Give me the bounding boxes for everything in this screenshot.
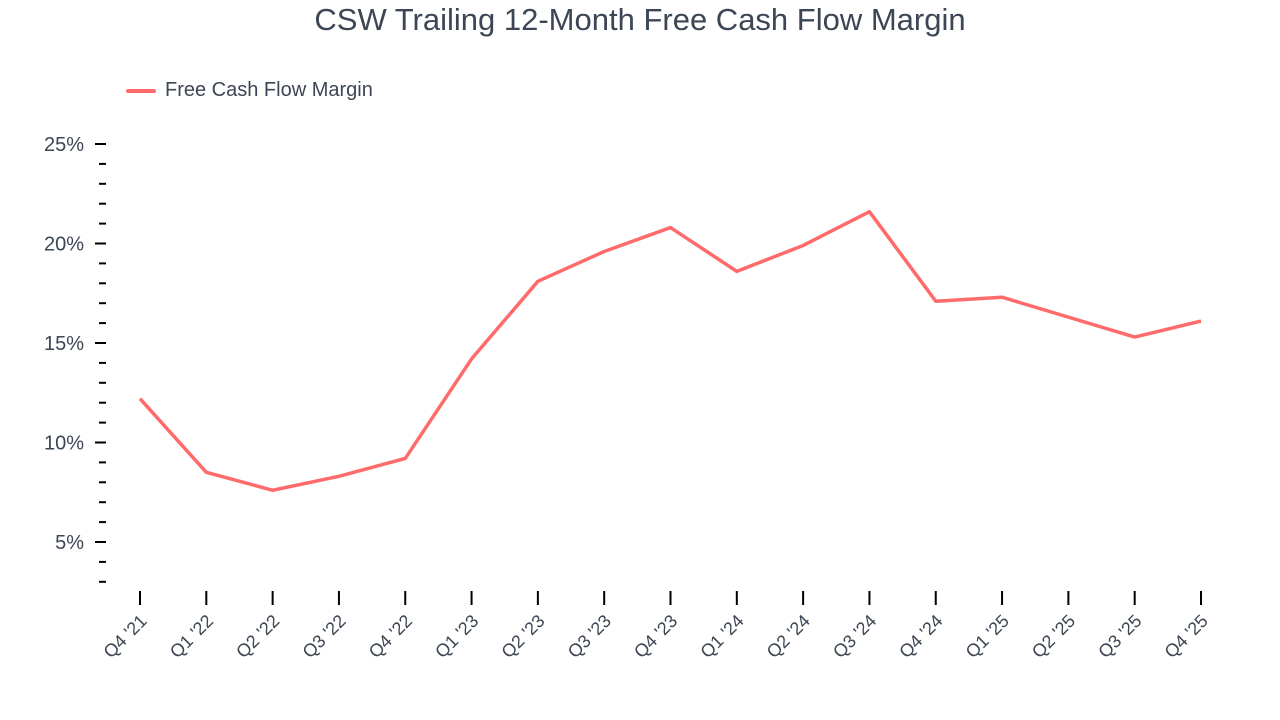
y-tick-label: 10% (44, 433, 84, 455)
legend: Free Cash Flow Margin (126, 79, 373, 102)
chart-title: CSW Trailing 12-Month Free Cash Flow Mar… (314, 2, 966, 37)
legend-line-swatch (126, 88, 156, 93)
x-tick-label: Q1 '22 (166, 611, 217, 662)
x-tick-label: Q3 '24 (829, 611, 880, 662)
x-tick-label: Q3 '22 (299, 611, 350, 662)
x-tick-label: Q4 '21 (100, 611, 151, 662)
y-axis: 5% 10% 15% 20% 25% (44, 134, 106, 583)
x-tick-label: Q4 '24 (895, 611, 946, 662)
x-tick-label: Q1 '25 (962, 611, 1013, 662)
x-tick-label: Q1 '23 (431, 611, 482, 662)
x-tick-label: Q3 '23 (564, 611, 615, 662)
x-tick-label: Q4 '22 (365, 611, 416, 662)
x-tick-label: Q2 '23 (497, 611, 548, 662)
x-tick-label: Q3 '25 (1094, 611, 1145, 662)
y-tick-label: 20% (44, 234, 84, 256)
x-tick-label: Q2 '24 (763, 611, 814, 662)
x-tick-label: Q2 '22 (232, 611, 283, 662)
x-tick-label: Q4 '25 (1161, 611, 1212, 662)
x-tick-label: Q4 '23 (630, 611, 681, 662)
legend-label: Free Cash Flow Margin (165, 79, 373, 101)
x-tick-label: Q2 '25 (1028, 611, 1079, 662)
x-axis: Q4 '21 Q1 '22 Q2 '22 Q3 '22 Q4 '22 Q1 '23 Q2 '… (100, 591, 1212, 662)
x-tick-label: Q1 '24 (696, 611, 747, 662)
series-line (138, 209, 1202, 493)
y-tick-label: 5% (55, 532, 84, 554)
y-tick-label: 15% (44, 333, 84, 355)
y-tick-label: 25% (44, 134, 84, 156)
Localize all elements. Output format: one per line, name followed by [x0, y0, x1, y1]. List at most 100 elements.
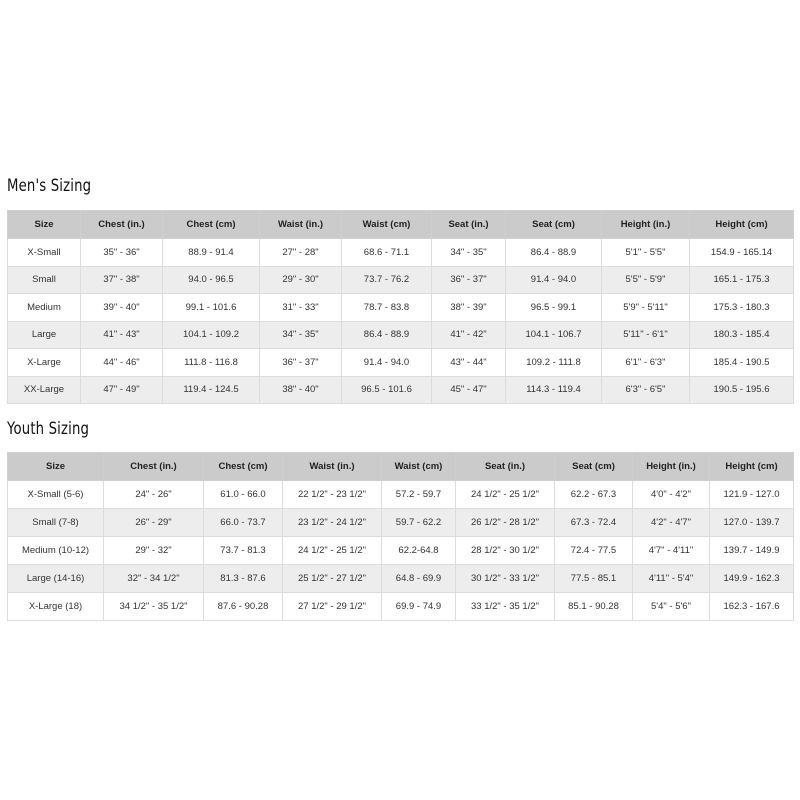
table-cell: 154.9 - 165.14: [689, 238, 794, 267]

----------

→ Task directions
Return the lines between the one holding "y-tick-label: 10% (44, 433, 84, 455)" and the one holding "x-tick-label: Q2 '25 (1028, 611, 1079, 662)", inclusive, copied verbatim.

→ Written reply
y-tick-label: 10% (44, 433, 84, 455)
legend: Free Cash Flow Margin (126, 79, 373, 102)
chart-title: CSW Trailing 12-Month Free Cash Flow Mar… (314, 2, 966, 37)
legend-line-swatch (126, 88, 156, 93)
x-tick-label: Q1 '22 (166, 611, 217, 662)
x-tick-label: Q3 '24 (829, 611, 880, 662)
x-tick-label: Q3 '22 (299, 611, 350, 662)
x-tick-label: Q4 '21 (100, 611, 151, 662)
y-axis: 5% 10% 15% 20% 25% (44, 134, 106, 583)
x-tick-label: Q4 '24 (895, 611, 946, 662)
x-tick-label: Q1 '25 (962, 611, 1013, 662)
x-tick-label: Q1 '23 (431, 611, 482, 662)
x-tick-label: Q3 '23 (564, 611, 615, 662)
x-tick-label: Q4 '22 (365, 611, 416, 662)
x-tick-label: Q2 '23 (497, 611, 548, 662)
x-tick-label: Q3 '25 (1094, 611, 1145, 662)
y-tick-label: 20% (44, 234, 84, 256)
x-tick-label: Q2 '24 (763, 611, 814, 662)
x-tick-label: Q2 '22 (232, 611, 283, 662)
x-tick-label: Q4 '25 (1161, 611, 1212, 662)
x-tick-label: Q4 '23 (630, 611, 681, 662)
legend-label: Free Cash Flow Margin (165, 79, 373, 101)
x-tick-label: Q2 '25 (1028, 611, 1079, 662)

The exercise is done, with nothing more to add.